━━━ Recorded data ━━━

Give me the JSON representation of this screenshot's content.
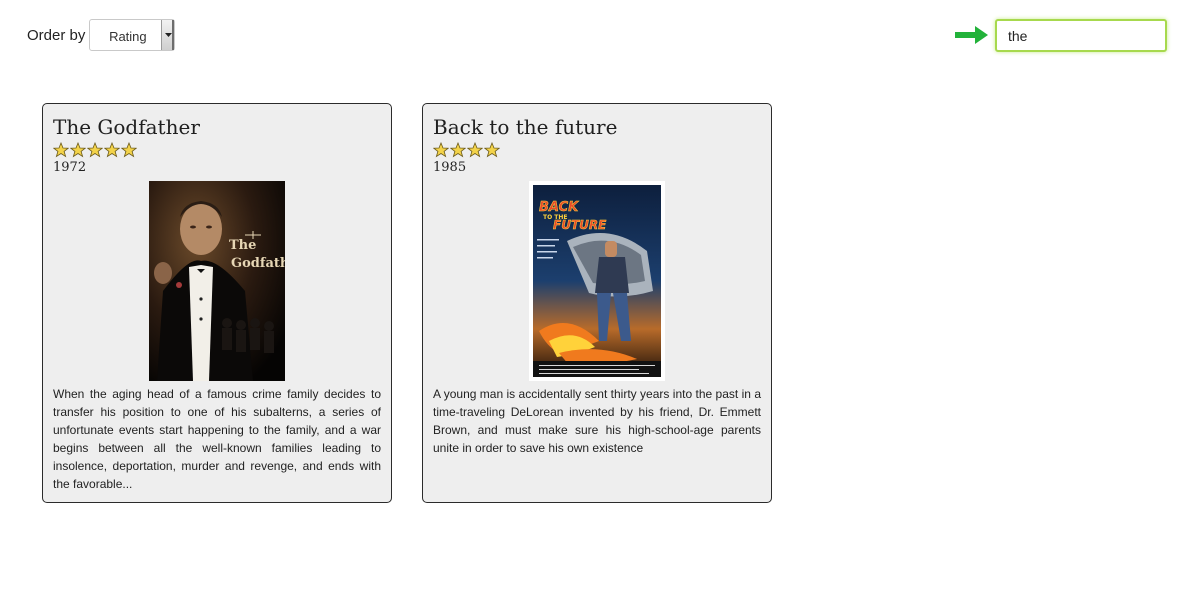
{
  "toolbar": {
    "order_label": "Order by",
    "order_select": {
      "selected": "Rating"
    }
  },
  "search": {
    "value": "the",
    "arrow_icon": "green-right-arrow-icon",
    "accent_color": "#a7d94d",
    "arrow_color": "#22b23a"
  },
  "movies": [
    {
      "title": "The Godfather",
      "rating": 5,
      "year": "1972",
      "poster_text": "The Godfather",
      "description": "When the aging head of a famous crime family decides to transfer his position to one of his subalterns, a series of unfortunate events start happening to the family, and a war begins between all the well-known families leading to insolence, deportation, murder and revenge, and ends with the favorable..."
    },
    {
      "title": "Back to the future",
      "rating": 4,
      "year": "1985",
      "poster_text": "BACK TO THE FUTURE",
      "description": "A young man is accidentally sent thirty years into the past in a time-traveling DeLorean invented by his friend, Dr. Emmett Brown, and must make sure his high-school-age parents unite in order to save his own existence"
    }
  ],
  "colors": {
    "card_background": "#eeeeee",
    "card_border": "#2b2b2b",
    "star_fill": "#f3d34a"
  }
}
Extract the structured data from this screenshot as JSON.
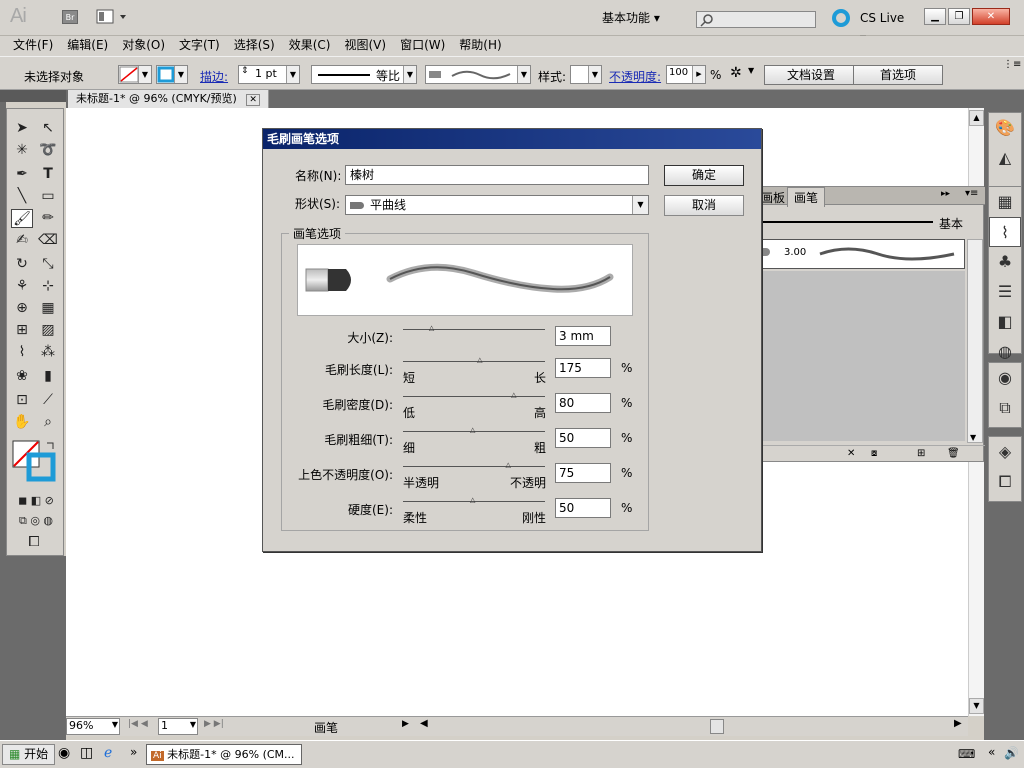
{
  "app": {
    "logo": "Ai",
    "bridge_label": "Br",
    "workspace_label": "基本功能",
    "search_placeholder": "",
    "cs_live_label": "CS Live"
  },
  "menus": [
    "文件(F)",
    "编辑(E)",
    "对象(O)",
    "文字(T)",
    "选择(S)",
    "效果(C)",
    "视图(V)",
    "窗口(W)",
    "帮助(H)"
  ],
  "control_bar": {
    "selection_status": "未选择对象",
    "stroke_label": "描边:",
    "stroke_weight": "1 pt",
    "stroke_profile": "等比",
    "style_label": "样式:",
    "opacity_label": "不透明度:",
    "opacity_value": "100",
    "opacity_unit": "%",
    "doc_setup_button": "文档设置",
    "preferences_button": "首选项"
  },
  "document": {
    "tab_title": "未标题-1* @ 96% (CMYK/预览)",
    "zoom": "96%",
    "artboard": "1",
    "status_text": "画笔"
  },
  "brush_panel": {
    "tab_artboards": "画板",
    "tab_brushes": "画笔",
    "basic_label": "基本",
    "brush_size": "3.00"
  },
  "dialog": {
    "title": "毛刷画笔选项",
    "name_label": "名称(N):",
    "name_value": "榛树",
    "shape_label": "形状(S):",
    "shape_value": "平曲线",
    "ok_button": "确定",
    "cancel_button": "取消",
    "group_label": "画笔选项",
    "rows": [
      {
        "label": "大小(Z):",
        "value": "3 mm",
        "low": "",
        "high": "",
        "unit": "",
        "position": 0.21
      },
      {
        "label": "毛刷长度(L):",
        "value": "175",
        "low": "短",
        "high": "长",
        "unit": "%",
        "position": 0.55
      },
      {
        "label": "毛刷密度(D):",
        "value": "80",
        "low": "低",
        "high": "高",
        "unit": "%",
        "position": 0.79
      },
      {
        "label": "毛刷粗细(T):",
        "value": "50",
        "low": "细",
        "high": "粗",
        "unit": "%",
        "position": 0.5
      },
      {
        "label": "上色不透明度(O):",
        "value": "75",
        "low": "半透明",
        "high": "不透明",
        "unit": "%",
        "position": 0.75
      },
      {
        "label": "硬度(E):",
        "value": "50",
        "low": "柔性",
        "high": "刚性",
        "unit": "%",
        "position": 0.5
      }
    ]
  },
  "taskbar": {
    "start_label": "开始",
    "window_label": "未标题-1* @ 96% (CM..."
  }
}
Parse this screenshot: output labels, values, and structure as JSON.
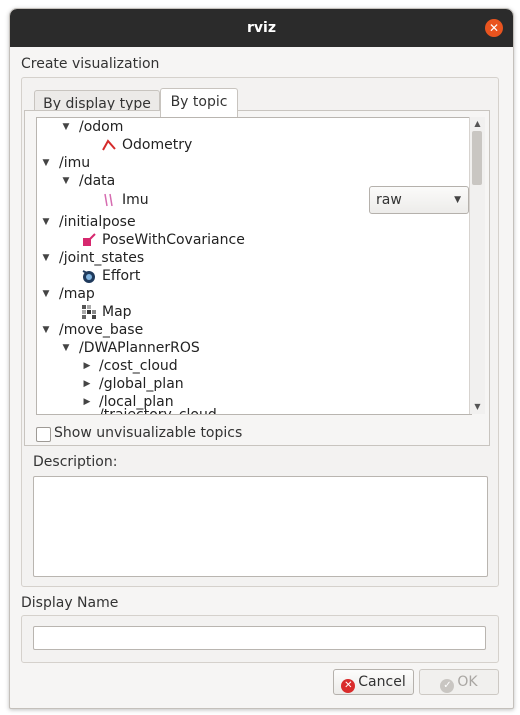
{
  "window": {
    "title": "rviz",
    "close_icon": "✕"
  },
  "create_visualization": {
    "label": "Create visualization",
    "tabs": [
      {
        "label": "By display type"
      },
      {
        "label": "By topic"
      }
    ],
    "tree": {
      "rows": [
        {
          "text": "/odom"
        },
        {
          "text": "Odometry",
          "icon": "odometry-icon"
        },
        {
          "text": "/imu"
        },
        {
          "text": "/data"
        },
        {
          "text": "Imu",
          "icon": "imu-icon"
        },
        {
          "text": "/initialpose"
        },
        {
          "text": "PoseWithCovariance",
          "icon": "pose-icon"
        },
        {
          "text": "/joint_states"
        },
        {
          "text": "Effort",
          "icon": "effort-icon"
        },
        {
          "text": "/map"
        },
        {
          "text": "Map",
          "icon": "map-icon"
        },
        {
          "text": "/move_base"
        },
        {
          "text": "/DWAPlannerROS"
        },
        {
          "text": "/cost_cloud"
        },
        {
          "text": "/global_plan"
        },
        {
          "text": "/local_plan"
        },
        {
          "text": "/trajectory_cloud"
        }
      ],
      "imu_dropdown_value": "raw"
    },
    "show_unvisualizable_label": "Show unvisualizable topics",
    "description_label": "Description:"
  },
  "display_name": {
    "label": "Display Name",
    "value": ""
  },
  "buttons": {
    "cancel_label": "Cancel",
    "ok_label": "OK"
  },
  "colors": {
    "titlebar": "#2b2b2b",
    "close": "#e9541f",
    "cancel_icon": "#d92b2b"
  }
}
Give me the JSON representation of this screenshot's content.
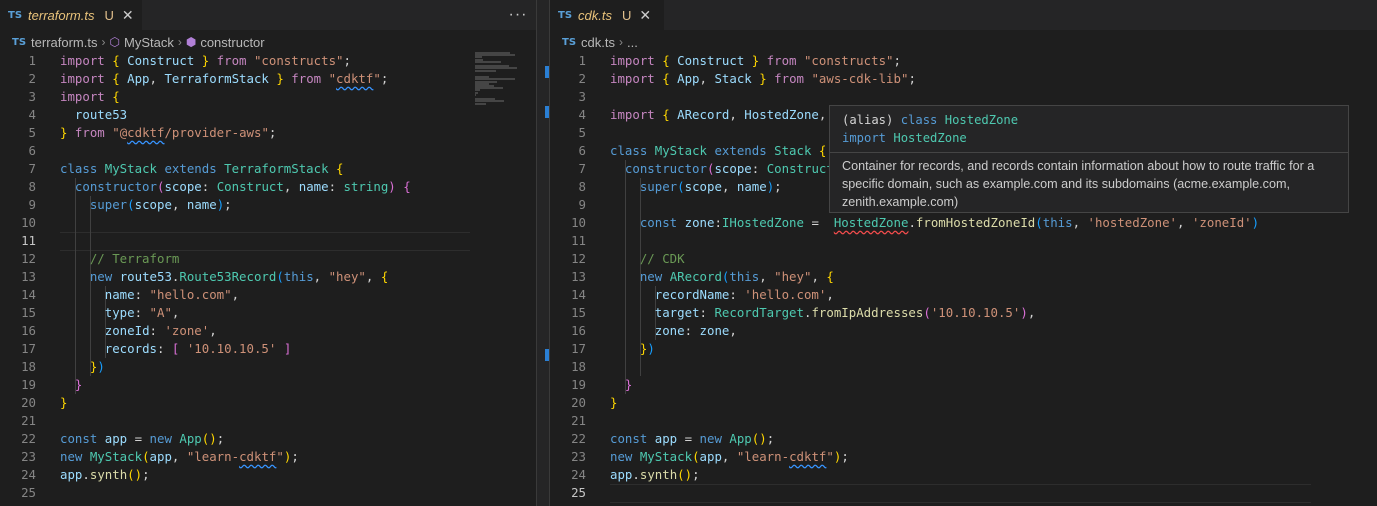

━━━

Aim of the exercise – Extract the full listing exactly, with the pictures left out.

Solved problem –
Give me the JSON representation of this screenshot's content.
{
  "toolbar": {
    "order_label": "Order by",
    "order_select": {
      "selected": "Rating"
    }
  },
  "search": {
    "value": "the",
    "arrow_icon": "green-right-arrow-icon",
    "accent_color": "#a7d94d",
    "arrow_color": "#22b23a"
  },
  "movies": [
    {
      "title": "The Godfather",
      "rating": 5,
      "year": "1972",
      "poster_text": "The Godfather",
      "description": "When the aging head of a famous crime family decides to transfer his position to one of his subalterns, a series of unfortunate events start happening to the family, and a war begins between all the well-known families leading to insolence, deportation, murder and revenge, and ends with the favorable..."
    },
    {
      "title": "Back to the future",
      "rating": 4,
      "year": "1985",
      "poster_text": "BACK TO THE FUTURE",
      "description": "A young man is accidentally sent thirty years into the past in a time-traveling DeLorean invented by his friend, Dr. Emmett Brown, and must make sure his high-school-age parents unite in order to save his own existence"
    }
  ],
  "colors": {
    "card_background": "#eeeeee",
    "card_border": "#2b2b2b",
    "star_fill": "#f3d34a"
  }
}
Extract the structured data from this screenshot as JSON.
{
  "app": {
    "logo": "Ai",
    "bridge_label": "Br",
    "workspace_label": "基本功能",
    "search_placeholder": "",
    "cs_live_label": "CS Live"
  },
  "menus": [
    "文件(F)",
    "编辑(E)",
    "对象(O)",
    "文字(T)",
    "选择(S)",
    "效果(C)",
    "视图(V)",
    "窗口(W)",
    "帮助(H)"
  ],
  "control_bar": {
    "selection_status": "未选择对象",
    "stroke_label": "描边:",
    "stroke_weight": "1 pt",
    "stroke_profile": "等比",
    "style_label": "样式:",
    "opacity_label": "不透明度:",
    "opacity_value": "100",
    "opacity_unit": "%",
    "doc_setup_button": "文档设置",
    "preferences_button": "首选项"
  },
  "document": {
    "tab_title": "未标题-1* @ 96% (CMYK/预览)",
    "zoom": "96%",
    "artboard": "1",
    "status_text": "画笔"
  },
  "brush_panel": {
    "tab_artboards": "画板",
    "tab_brushes": "画笔",
    "basic_label": "基本",
    "brush_size": "3.00"
  },
  "dialog": {
    "title": "毛刷画笔选项",
    "name_label": "名称(N):",
    "name_value": "榛树",
    "shape_label": "形状(S):",
    "shape_value": "平曲线",
    "ok_button": "确定",
    "cancel_button": "取消",
    "group_label": "画笔选项",
    "rows": [
      {
        "label": "大小(Z):",
        "value": "3 mm",
        "low": "",
        "high": "",
        "unit": "",
        "position": 0.21
      },
      {
        "label": "毛刷长度(L):",
        "value": "175",
        "low": "短",
        "high": "长",
        "unit": "%",
        "position": 0.55
      },
      {
        "label": "毛刷密度(D):",
        "value": "80",
        "low": "低",
        "high": "高",
        "unit": "%",
        "position": 0.79
      },
      {
        "label": "毛刷粗细(T):",
        "value": "50",
        "low": "细",
        "high": "粗",
        "unit": "%",
        "position": 0.5
      },
      {
        "label": "上色不透明度(O):",
        "value": "75",
        "low": "半透明",
        "high": "不透明",
        "unit": "%",
        "position": 0.75
      },
      {
        "label": "硬度(E):",
        "value": "50",
        "low": "柔性",
        "high": "刚性",
        "unit": "%",
        "position": 0.5
      }
    ]
  },
  "taskbar": {
    "start_label": "开始",
    "window_label": "未标题-1* @ 96% (CM..."
  }
}
Parse this screenshot: output labels, values, and structure as JSON.
{
  "window": {
    "title": "rviz",
    "close_icon": "✕"
  },
  "create_visualization": {
    "label": "Create visualization",
    "tabs": [
      {
        "label": "By display type"
      },
      {
        "label": "By topic"
      }
    ],
    "tree": {
      "rows": [
        {
          "text": "/odom"
        },
        {
          "text": "Odometry",
          "icon": "odometry-icon"
        },
        {
          "text": "/imu"
        },
        {
          "text": "/data"
        },
        {
          "text": "Imu",
          "icon": "imu-icon"
        },
        {
          "text": "/initialpose"
        },
        {
          "text": "PoseWithCovariance",
          "icon": "pose-icon"
        },
        {
          "text": "/joint_states"
        },
        {
          "text": "Effort",
          "icon": "effort-icon"
        },
        {
          "text": "/map"
        },
        {
          "text": "Map",
          "icon": "map-icon"
        },
        {
          "text": "/move_base"
        },
        {
          "text": "/DWAPlannerROS"
        },
        {
          "text": "/cost_cloud"
        },
        {
          "text": "/global_plan"
        },
        {
          "text": "/local_plan"
        },
        {
          "text": "/trajectory_cloud"
        }
      ],
      "imu_dropdown_value": "raw"
    },
    "show_unvisualizable_label": "Show unvisualizable topics",
    "description_label": "Description:"
  },
  "display_name": {
    "label": "Display Name",
    "value": ""
  },
  "buttons": {
    "cancel_label": "Cancel",
    "ok_label": "OK"
  },
  "colors": {
    "titlebar": "#2b2b2b",
    "close": "#e9541f",
    "cancel_icon": "#d92b2b"
  }
}
Give me the JSON representation of this screenshot's content.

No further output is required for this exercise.